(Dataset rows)

□ □ □ □ □

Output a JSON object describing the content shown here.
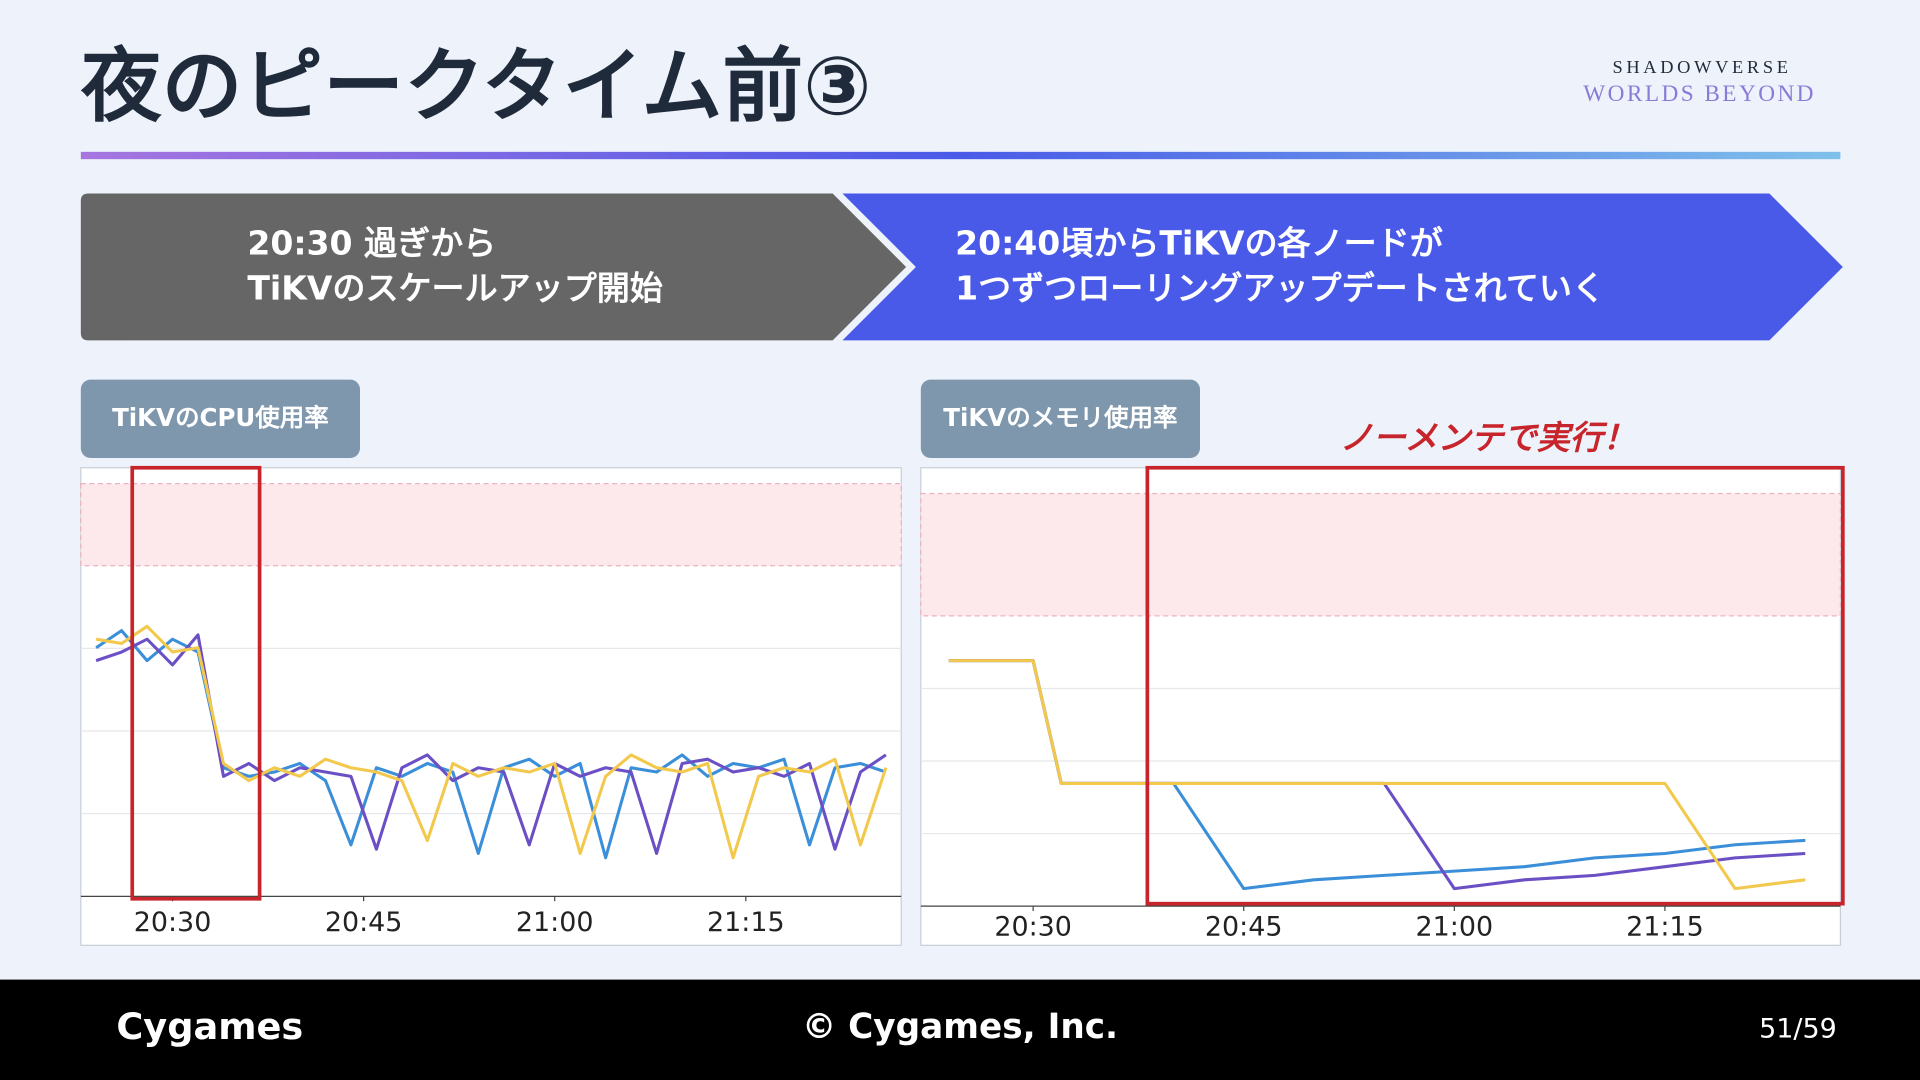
{
  "header": {
    "title": "夜のピークタイム前③",
    "logo": [
      "SHADOWVERSE",
      "WORLDS BEYOND"
    ]
  },
  "steps": [
    {
      "lines": [
        "20:30 過ぎから",
        "TiKVのスケールアップ開始"
      ]
    },
    {
      "lines": [
        "20:40頃からTiKVの各ノードが",
        "1つずつローリングアップデートされていく"
      ]
    }
  ],
  "chart_data": [
    {
      "type": "line",
      "title": "TiKVのCPU使用率",
      "x": [
        1224,
        1226,
        1228,
        1230,
        1232,
        1234,
        1236,
        1238,
        1240,
        1242,
        1244,
        1246,
        1248,
        1250,
        1252,
        1254,
        1256,
        1258,
        1260,
        1262,
        1264,
        1266,
        1268,
        1270,
        1272,
        1274,
        1276,
        1278,
        1280,
        1282,
        1284,
        1286
      ],
      "xlim": [
        1222.8,
        1287.2
      ],
      "xticks": [
        {
          "value": 1230,
          "label": "20:30"
        },
        {
          "value": 1245,
          "label": "20:45"
        },
        {
          "value": 1260,
          "label": "21:00"
        },
        {
          "value": 1275,
          "label": "21:15"
        }
      ],
      "ylim": [
        0,
        100
      ],
      "series": [
        {
          "color": "#3b8fd9",
          "values": [
            58,
            62,
            55,
            60,
            57,
            30,
            28,
            29,
            31,
            27,
            12,
            30,
            28,
            31,
            29,
            10,
            30,
            32,
            28,
            31,
            9,
            30,
            29,
            33,
            28,
            31,
            30,
            32,
            12,
            30,
            31,
            29
          ]
        },
        {
          "color": "#6b4fc4",
          "values": [
            55,
            57,
            60,
            54,
            61,
            28,
            31,
            27,
            30,
            29,
            28,
            11,
            30,
            33,
            27,
            30,
            29,
            12,
            31,
            28,
            30,
            29,
            10,
            31,
            32,
            29,
            30,
            28,
            31,
            11,
            29,
            33
          ]
        },
        {
          "color": "#f2c94c",
          "values": [
            60,
            59,
            63,
            57,
            58,
            31,
            27,
            30,
            28,
            32,
            30,
            29,
            27,
            13,
            31,
            28,
            30,
            29,
            31,
            10,
            28,
            33,
            30,
            29,
            31,
            9,
            28,
            30,
            29,
            32,
            12,
            30
          ]
        }
      ]
    },
    {
      "type": "line",
      "title": "TiKVのメモリ使用率",
      "annotation": "ノーメンテで実行！",
      "x": [
        1224,
        1230,
        1232,
        1240,
        1245,
        1250,
        1255,
        1260,
        1265,
        1270,
        1275,
        1280,
        1285
      ],
      "xlim": [
        1222,
        1287.5
      ],
      "xticks": [
        {
          "value": 1230,
          "label": "20:30"
        },
        {
          "value": 1245,
          "label": "20:45"
        },
        {
          "value": 1260,
          "label": "21:00"
        },
        {
          "value": 1275,
          "label": "21:15"
        }
      ],
      "ylim": [
        0,
        100
      ],
      "series": [
        {
          "color": "#3b8fd9",
          "values": [
            56,
            56,
            28,
            28,
            4,
            6,
            7,
            8,
            9,
            11,
            12,
            14,
            15
          ]
        },
        {
          "color": "#6b4fc4",
          "values": [
            56,
            56,
            28,
            28,
            28,
            28,
            28,
            4,
            6,
            7,
            9,
            11,
            12
          ]
        },
        {
          "color": "#f2c94c",
          "values": [
            56,
            56,
            28,
            28,
            28,
            28,
            28,
            28,
            28,
            28,
            28,
            4,
            6
          ]
        }
      ]
    }
  ],
  "footer": {
    "brand": "Cygames",
    "copyright": "© Cygames, Inc.",
    "page": "51/59"
  }
}
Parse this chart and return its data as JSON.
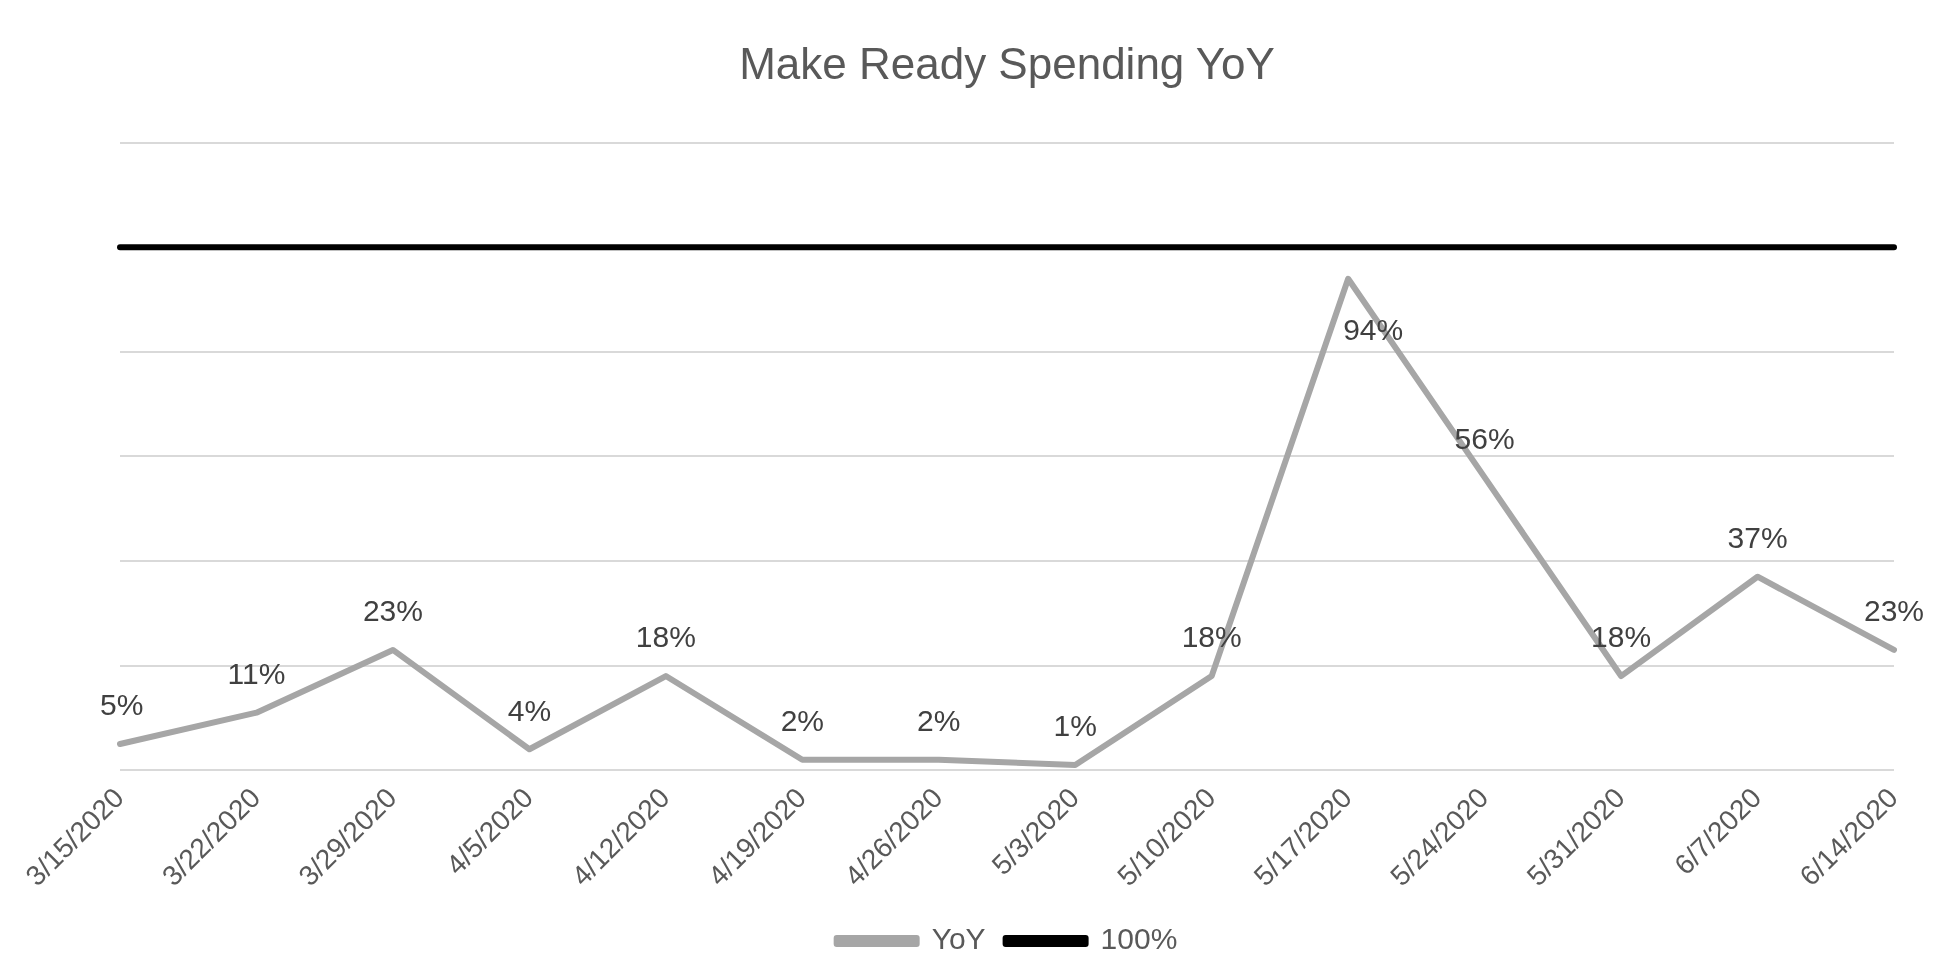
{
  "chart_data": {
    "type": "line",
    "title": "Make Ready Spending YoY",
    "categories": [
      "3/15/2020",
      "3/22/2020",
      "3/29/2020",
      "4/5/2020",
      "4/12/2020",
      "4/19/2020",
      "4/26/2020",
      "5/3/2020",
      "5/10/2020",
      "5/17/2020",
      "5/24/2020",
      "5/31/2020",
      "6/7/2020",
      "6/14/2020"
    ],
    "series": [
      {
        "name": "YoY",
        "color": "#a6a6a6",
        "values": [
          5,
          11,
          23,
          4,
          18,
          2,
          2,
          1,
          18,
          94,
          56,
          18,
          37,
          23
        ],
        "value_labels": [
          "5%",
          "11%",
          "23%",
          "4%",
          "18%",
          "2%",
          "2%",
          "1%",
          "18%",
          "94%",
          "56%",
          "18%",
          "37%",
          "23%"
        ]
      },
      {
        "name": "100%",
        "color": "#000000",
        "values": [
          100,
          100,
          100,
          100,
          100,
          100,
          100,
          100,
          100,
          100,
          100,
          100,
          100,
          100
        ]
      }
    ],
    "ylim": [
      0,
      120
    ],
    "yticks": [
      {
        "value": 0,
        "label": null
      },
      {
        "value": 20,
        "label": null
      },
      {
        "value": 40,
        "label": null
      },
      {
        "value": 60,
        "label": null
      },
      {
        "value": 80,
        "label": null
      },
      {
        "value": 120,
        "label": null
      }
    ],
    "tick_labels": "x",
    "grid": "y",
    "legend": "bottom",
    "marker": "none",
    "line_style": "solid"
  }
}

□ □ □ □ □

Take only the line containing "Parse this chart and return its data as JSON." and every line after it to the end of the entries, and copy them exactly, pictures excluded.

CORRECT RESULT:
Parse this chart and return its data as JSON.
{
  "chart_data": {
    "type": "line",
    "title": "Make Ready Spending YoY",
    "categories": [
      "3/15/2020",
      "3/22/2020",
      "3/29/2020",
      "4/5/2020",
      "4/12/2020",
      "4/19/2020",
      "4/26/2020",
      "5/3/2020",
      "5/10/2020",
      "5/17/2020",
      "5/24/2020",
      "5/31/2020",
      "6/7/2020",
      "6/14/2020"
    ],
    "series": [
      {
        "name": "YoY",
        "color": "#a6a6a6",
        "values": [
          5,
          11,
          23,
          4,
          18,
          2,
          2,
          1,
          18,
          94,
          56,
          18,
          37,
          23
        ],
        "value_labels": [
          "5%",
          "11%",
          "23%",
          "4%",
          "18%",
          "2%",
          "2%",
          "1%",
          "18%",
          "94%",
          "56%",
          "18%",
          "37%",
          "23%"
        ]
      },
      {
        "name": "100%",
        "color": "#000000",
        "values": [
          100,
          100,
          100,
          100,
          100,
          100,
          100,
          100,
          100,
          100,
          100,
          100,
          100,
          100
        ]
      }
    ],
    "ylim": [
      0,
      120
    ],
    "yticks": [
      {
        "value": 0,
        "label": null
      },
      {
        "value": 20,
        "label": null
      },
      {
        "value": 40,
        "label": null
      },
      {
        "value": 60,
        "label": null
      },
      {
        "value": 80,
        "label": null
      },
      {
        "value": 120,
        "label": null
      }
    ],
    "tick_labels": "x",
    "grid": "y",
    "legend": "bottom",
    "marker": "none",
    "line_style": "solid"
  }
}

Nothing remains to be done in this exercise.